● WHAT YOU WILL DO: Reproduce the forum discussion about class and oppression from "rushing out in" up to and including "formation in general.", word for word.

● SELECTED EXTRACT:
## Begin
I just want to point out that this rhetorical question assumes that "working class"=white guys. This is an assumption we need to avoid.

Joseph Kay

11 years 9 months ago

In reply to by libcom.org

Submitted by Joseph Kay on June 26, 2012

just on that last point, that's the point i was trying to make, i.e. to show how how for example saying feminism or anti-racism puts off 'the workers' presumes 'the workers' to be white males. this can be avoided by seeing class struggles as not just 'economic'/anti-exploitation but also political/social/anti-oppression.

rushing out in a bit, but also 'class formation' is probably similar to class composition. the latter includes a more cyclical schema (phases of decomposition/recomposition) and distinction between technical and political composition too. i might be wrong, but i think class composition is a specific way of theorising class formation in general.

syndicalistcat

11 years 9 months ago

In reply to by libcom.org

Submitted by syndicalistcat on June 26, 2012

just on that last point, that's the point i was trying to make, i.e. to show how how for example saying feminism or anti-racism puts off 'the workers' presumes 'the workers' to be white males. this can be avoided by seeing class struggles as not just 'economic'/anti-exploitation but also political/social/anti-oppression.
## End
● SUPPLIED DATA:
## Begin
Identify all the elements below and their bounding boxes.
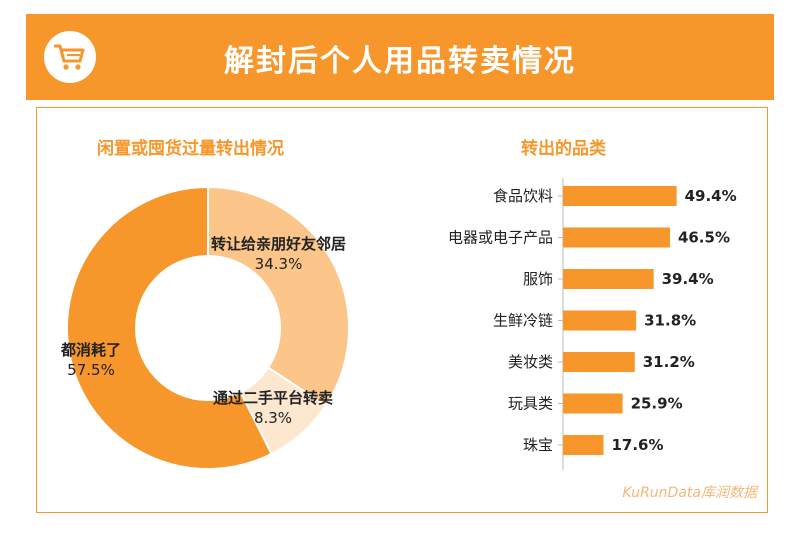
## End
● EXERCISE ANSWER:
rushing out in a bit, but also 'class formation' is probably similar to class composition. the latter includes a more cyclical schema (phases of decomposition/recomposition) and distinction between technical and political composition too. i might be wrong, but i think class composition is a specific way of theorising class formation in general.